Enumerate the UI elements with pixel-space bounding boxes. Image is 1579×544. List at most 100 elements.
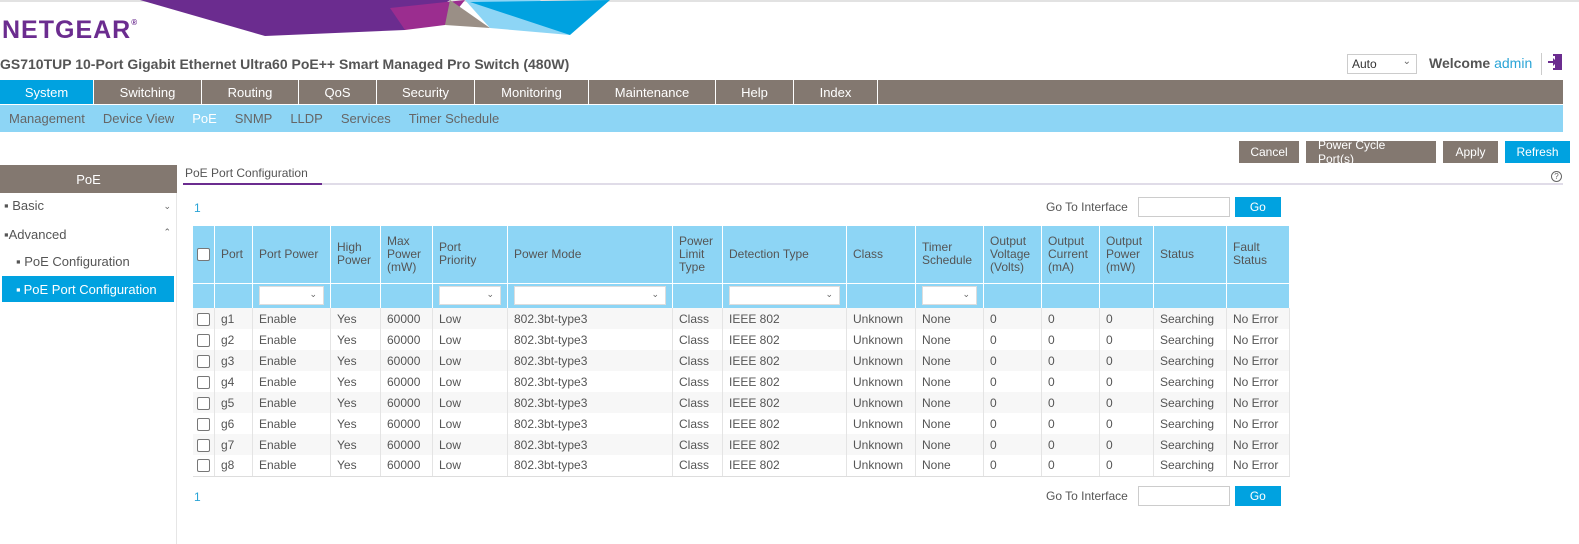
main-nav-routing[interactable]: Routing bbox=[202, 80, 299, 104]
cell-max-power: 60000 bbox=[380, 413, 433, 434]
logout-icon[interactable] bbox=[1547, 53, 1563, 71]
help-icon[interactable]: ? bbox=[1551, 171, 1562, 182]
col-output-current: Output Current (mA) bbox=[1041, 226, 1100, 283]
go-button[interactable]: Go bbox=[1234, 486, 1281, 506]
sidebar-item-poe-port-configuration-label: PoE Port Configuration bbox=[23, 281, 157, 297]
filter-cell bbox=[1226, 282, 1290, 308]
sub-nav-device-view[interactable]: Device View bbox=[103, 111, 174, 126]
cell-output-current: 0 bbox=[1041, 413, 1100, 434]
pagination-page-1-top[interactable]: 1 bbox=[194, 201, 201, 215]
table-row: g4 Enable Yes 60000 Low 802.3bt-type3 Class IEE… bbox=[193, 371, 1290, 392]
goto-interface-input[interactable] bbox=[1137, 486, 1230, 506]
cell-class: Unknown bbox=[846, 371, 916, 392]
row-checkbox[interactable] bbox=[197, 375, 210, 389]
port-priority-filter-select[interactable]: ⌄ bbox=[439, 286, 501, 306]
main-nav-help[interactable]: Help bbox=[716, 80, 794, 104]
go-button[interactable]: Go bbox=[1234, 197, 1281, 217]
col-port-priority: Port Priority bbox=[432, 226, 508, 283]
language-select[interactable]: Auto ⌄ bbox=[1347, 54, 1417, 74]
sidebar-item-poe-configuration[interactable]: ▪ PoE Configuration bbox=[16, 254, 130, 269]
table-row: g7 Enable Yes 60000 Low 802.3bt-type3 Class IEE… bbox=[193, 434, 1290, 455]
cell-power-mode: 802.3bt-type3 bbox=[507, 329, 673, 350]
detection-type-filter-select[interactable]: ⌄ bbox=[729, 286, 840, 306]
select-all-checkbox[interactable] bbox=[197, 247, 210, 261]
cell-port-priority: Low bbox=[432, 455, 508, 477]
timer-schedule-filter-select[interactable]: ⌄ bbox=[922, 286, 977, 306]
power-mode-filter-select[interactable]: ⌄ bbox=[514, 286, 666, 306]
row-checkbox[interactable] bbox=[197, 312, 210, 326]
row-checkbox[interactable] bbox=[197, 438, 210, 452]
sub-nav-timer-schedule[interactable]: Timer Schedule bbox=[409, 111, 500, 126]
cell-max-power: 60000 bbox=[380, 455, 433, 477]
chevron-down-icon: ⌄ bbox=[651, 289, 659, 300]
table-row: g8 Enable Yes 60000 Low 802.3bt-type3 Class IEE… bbox=[193, 455, 1290, 477]
main-nav-monitoring[interactable]: Monitoring bbox=[475, 80, 589, 104]
cell-output-current: 0 bbox=[1041, 392, 1100, 413]
pagination-page-1-bottom[interactable]: 1 bbox=[194, 490, 201, 504]
cell-detection-type: IEEE 802 bbox=[722, 308, 847, 329]
filter-cell: ⌄ bbox=[432, 282, 508, 308]
main-nav-maintenance[interactable]: Maintenance bbox=[589, 80, 716, 104]
goto-interface-input[interactable] bbox=[1137, 197, 1230, 217]
row-checkbox[interactable] bbox=[197, 333, 210, 347]
cell-power-limit-type: Class bbox=[672, 329, 723, 350]
main-nav-security[interactable]: Security bbox=[377, 80, 475, 104]
filter-cell: ⌄ bbox=[915, 282, 984, 308]
row-checkbox[interactable] bbox=[197, 417, 210, 431]
cell-fault-status: No Error bbox=[1226, 371, 1290, 392]
section-tab-title[interactable]: PoE Port Configuration bbox=[185, 166, 308, 180]
row-checkbox[interactable] bbox=[197, 354, 210, 368]
cell-output-power: 0 bbox=[1099, 308, 1154, 329]
cell-class: Unknown bbox=[846, 413, 916, 434]
cell-power-limit-type: Class bbox=[672, 392, 723, 413]
col-detection-type: Detection Type bbox=[722, 226, 847, 283]
port-power-filter-select[interactable]: ⌄ bbox=[259, 286, 324, 306]
cell-detection-type: IEEE 802 bbox=[722, 392, 847, 413]
filter-cell: ⌄ bbox=[722, 282, 847, 308]
sidebar-item-poe-port-configuration[interactable]: ▪ PoE Port Configuration bbox=[2, 276, 174, 302]
apply-button[interactable]: Apply bbox=[1443, 141, 1498, 163]
refresh-button[interactable]: Refresh bbox=[1505, 141, 1570, 163]
sub-nav-services[interactable]: Services bbox=[341, 111, 391, 126]
col-timer-schedule: Timer Schedule bbox=[915, 226, 984, 283]
cell-max-power: 60000 bbox=[380, 350, 433, 371]
cell-port-power: Enable bbox=[252, 413, 331, 434]
cell-timer-schedule: None bbox=[915, 329, 984, 350]
cell-port: g2 bbox=[214, 329, 253, 350]
username-link[interactable]: admin bbox=[1494, 55, 1532, 71]
sub-nav-management[interactable]: Management bbox=[9, 111, 85, 126]
cell-port-power: Enable bbox=[252, 308, 331, 329]
main-nav-qos[interactable]: QoS bbox=[299, 80, 377, 104]
filter-cell bbox=[672, 282, 723, 308]
cell-port-power: Enable bbox=[252, 371, 331, 392]
sub-nav-lldp[interactable]: LLDP bbox=[290, 111, 323, 126]
col-port-power: Port Power bbox=[252, 226, 331, 283]
cell-power-limit-type: Class bbox=[672, 371, 723, 392]
cell-status: Searching bbox=[1153, 329, 1227, 350]
cell-port-power: Enable bbox=[252, 329, 331, 350]
welcome-label: Welcome bbox=[1429, 55, 1491, 71]
product-title: GS710TUP 10-Port Gigabit Ethernet Ultra6… bbox=[0, 56, 570, 72]
sidebar-item-basic[interactable]: ▪ Basic ⌄ bbox=[4, 198, 177, 213]
cancel-button[interactable]: Cancel bbox=[1239, 141, 1299, 163]
power-cycle-ports-button[interactable]: Power Cycle Port(s) bbox=[1306, 138, 1436, 166]
row-select-cell bbox=[193, 350, 215, 371]
sidebar-title: PoE bbox=[0, 165, 177, 193]
logo-registered-mark: ® bbox=[131, 18, 139, 27]
cell-port-power: Enable bbox=[252, 350, 331, 371]
cell-power-limit-type: Class bbox=[672, 434, 723, 455]
language-select-value: Auto bbox=[1352, 57, 1377, 71]
sub-nav-poe[interactable]: PoE bbox=[192, 111, 217, 126]
sidebar-item-advanced[interactable]: ▪Advanced ⌃ bbox=[4, 227, 177, 242]
cell-timer-schedule: None bbox=[915, 308, 984, 329]
main-nav-switching[interactable]: Switching bbox=[94, 80, 202, 104]
main-nav-system[interactable]: System bbox=[0, 80, 94, 104]
row-checkbox[interactable] bbox=[197, 396, 210, 410]
main-nav-index[interactable]: Index bbox=[794, 80, 878, 104]
sub-nav-snmp[interactable]: SNMP bbox=[235, 111, 273, 126]
row-checkbox[interactable] bbox=[197, 459, 210, 473]
cell-power-mode: 802.3bt-type3 bbox=[507, 392, 673, 413]
filter-cell bbox=[983, 282, 1042, 308]
cell-timer-schedule: None bbox=[915, 455, 984, 477]
cell-high-power: Yes bbox=[330, 455, 381, 477]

____________

Exercise
Return all of the data above line for line, without any change, but leave out the pictures.

Written reply
Enumerate the UI elements with pixel-space bounding boxes. Image is 1579×544. List at most 100 elements.
main-nav-routing[interactable]: Routing bbox=[202, 80, 299, 104]
cell-max-power: 60000 bbox=[380, 413, 433, 434]
logout-icon[interactable] bbox=[1547, 53, 1563, 71]
help-icon[interactable]: ? bbox=[1551, 171, 1562, 182]
col-output-current: Output Current (mA) bbox=[1041, 226, 1100, 283]
go-button[interactable]: Go bbox=[1234, 486, 1281, 506]
sidebar-item-poe-port-configuration-label: PoE Port Configuration bbox=[23, 281, 157, 297]
filter-cell bbox=[1226, 282, 1290, 308]
sub-nav-device-view[interactable]: Device View bbox=[103, 111, 174, 126]
cell-output-current: 0 bbox=[1041, 413, 1100, 434]
pagination-page-1-top[interactable]: 1 bbox=[194, 201, 201, 215]
table-row: g4 Enable Yes 60000 Low 802.3bt-type3 Class IEE… bbox=[193, 371, 1290, 392]
goto-interface-input[interactable] bbox=[1137, 486, 1230, 506]
cell-class: Unknown bbox=[846, 371, 916, 392]
row-checkbox[interactable] bbox=[197, 375, 210, 389]
port-priority-filter-select[interactable]: ⌄ bbox=[439, 286, 501, 306]
main-nav-help[interactable]: Help bbox=[716, 80, 794, 104]
go-button[interactable]: Go bbox=[1234, 197, 1281, 217]
col-port-priority: Port Priority bbox=[432, 226, 508, 283]
language-select[interactable]: Auto ⌄ bbox=[1347, 54, 1417, 74]
sidebar-item-poe-configuration[interactable]: ▪ PoE Configuration bbox=[16, 254, 130, 269]
table-row: g7 Enable Yes 60000 Low 802.3bt-type3 Class IEE… bbox=[193, 434, 1290, 455]
cell-power-mode: 802.3bt-type3 bbox=[507, 329, 673, 350]
detection-type-filter-select[interactable]: ⌄ bbox=[729, 286, 840, 306]
select-all-checkbox[interactable] bbox=[197, 247, 210, 261]
cell-port-priority: Low bbox=[432, 455, 508, 477]
timer-schedule-filter-select[interactable]: ⌄ bbox=[922, 286, 977, 306]
power-mode-filter-select[interactable]: ⌄ bbox=[514, 286, 666, 306]
row-checkbox[interactable] bbox=[197, 312, 210, 326]
row-checkbox[interactable] bbox=[197, 438, 210, 452]
sub-nav-timer-schedule[interactable]: Timer Schedule bbox=[409, 111, 500, 126]
cell-max-power: 60000 bbox=[380, 455, 433, 477]
chevron-down-icon: ⌄ bbox=[651, 289, 659, 300]
table-row: g8 Enable Yes 60000 Low 802.3bt-type3 Class IEE… bbox=[193, 455, 1290, 477]
main-nav-monitoring[interactable]: Monitoring bbox=[475, 80, 589, 104]
cell-output-current: 0 bbox=[1041, 392, 1100, 413]
pagination-page-1-bottom[interactable]: 1 bbox=[194, 490, 201, 504]
cell-detection-type: IEEE 802 bbox=[722, 308, 847, 329]
filter-cell: ⌄ bbox=[432, 282, 508, 308]
main-nav-maintenance[interactable]: Maintenance bbox=[589, 80, 716, 104]
goto-interface-input[interactable] bbox=[1137, 197, 1230, 217]
row-checkbox[interactable] bbox=[197, 333, 210, 347]
cell-power-limit-type: Class bbox=[672, 329, 723, 350]
main-nav-security[interactable]: Security bbox=[377, 80, 475, 104]
filter-cell: ⌄ bbox=[915, 282, 984, 308]
row-checkbox[interactable] bbox=[197, 417, 210, 431]
cell-fault-status: No Error bbox=[1226, 371, 1290, 392]
section-tab-title[interactable]: PoE Port Configuration bbox=[185, 166, 308, 180]
row-checkbox[interactable] bbox=[197, 354, 210, 368]
cell-output-power: 0 bbox=[1099, 308, 1154, 329]
cell-class: Unknown bbox=[846, 413, 916, 434]
cell-power-limit-type: Class bbox=[672, 392, 723, 413]
col-detection-type: Detection Type bbox=[722, 226, 847, 283]
port-power-filter-select[interactable]: ⌄ bbox=[259, 286, 324, 306]
cell-detection-type: IEEE 802 bbox=[722, 392, 847, 413]
filter-cell: ⌄ bbox=[722, 282, 847, 308]
sidebar-item-poe-port-configuration[interactable]: ▪ PoE Port Configuration bbox=[2, 276, 174, 302]
apply-button[interactable]: Apply bbox=[1443, 141, 1498, 163]
refresh-button[interactable]: Refresh bbox=[1505, 141, 1570, 163]
sub-nav-services[interactable]: Services bbox=[341, 111, 391, 126]
col-timer-schedule: Timer Schedule bbox=[915, 226, 984, 283]
cell-max-power: 60000 bbox=[380, 350, 433, 371]
cell-port-power: Enable bbox=[252, 413, 331, 434]
cell-timer-schedule: None bbox=[915, 329, 984, 350]
cell-port: g2 bbox=[214, 329, 253, 350]
username-link[interactable]: admin bbox=[1494, 55, 1532, 71]
sub-nav-management[interactable]: Management bbox=[9, 111, 85, 126]
cell-port-power: Enable bbox=[252, 308, 331, 329]
main-nav-qos[interactable]: QoS bbox=[299, 80, 377, 104]
filter-cell bbox=[672, 282, 723, 308]
cell-port-power: Enable bbox=[252, 371, 331, 392]
sub-nav-lldp[interactable]: LLDP bbox=[290, 111, 323, 126]
col-port-power: Port Power bbox=[252, 226, 331, 283]
cell-power-limit-type: Class bbox=[672, 371, 723, 392]
cell-status: Searching bbox=[1153, 329, 1227, 350]
cell-port-power: Enable bbox=[252, 329, 331, 350]
welcome-label: Welcome bbox=[1429, 55, 1491, 71]
product-title: GS710TUP 10-Port Gigabit Ethernet Ultra6… bbox=[0, 56, 570, 72]
sidebar-item-basic[interactable]: ▪ Basic ⌄ bbox=[4, 198, 177, 213]
cancel-button[interactable]: Cancel bbox=[1239, 141, 1299, 163]
power-cycle-ports-button[interactable]: Power Cycle Port(s) bbox=[1306, 138, 1436, 166]
row-select-cell bbox=[193, 350, 215, 371]
sidebar-title: PoE bbox=[0, 165, 177, 193]
logo-registered-mark: ® bbox=[131, 18, 139, 27]
cell-port-power: Enable bbox=[252, 350, 331, 371]
cell-power-limit-type: Class bbox=[672, 434, 723, 455]
language-select-value: Auto bbox=[1352, 57, 1377, 71]
sub-nav-poe[interactable]: PoE bbox=[192, 111, 217, 126]
sidebar-item-advanced[interactable]: ▪Advanced ⌃ bbox=[4, 227, 177, 242]
cell-timer-schedule: None bbox=[915, 308, 984, 329]
main-nav-switching[interactable]: Switching bbox=[94, 80, 202, 104]
main-nav-system[interactable]: System bbox=[0, 80, 94, 104]
row-checkbox[interactable] bbox=[197, 396, 210, 410]
main-nav-index[interactable]: Index bbox=[794, 80, 878, 104]
sub-nav-snmp[interactable]: SNMP bbox=[235, 111, 273, 126]
row-checkbox[interactable] bbox=[197, 459, 210, 473]
cell-power-mode: 802.3bt-type3 bbox=[507, 392, 673, 413]
filter-cell bbox=[983, 282, 1042, 308]
cell-timer-schedule: None bbox=[915, 455, 984, 477]
cell-high-power: Yes bbox=[330, 455, 381, 477]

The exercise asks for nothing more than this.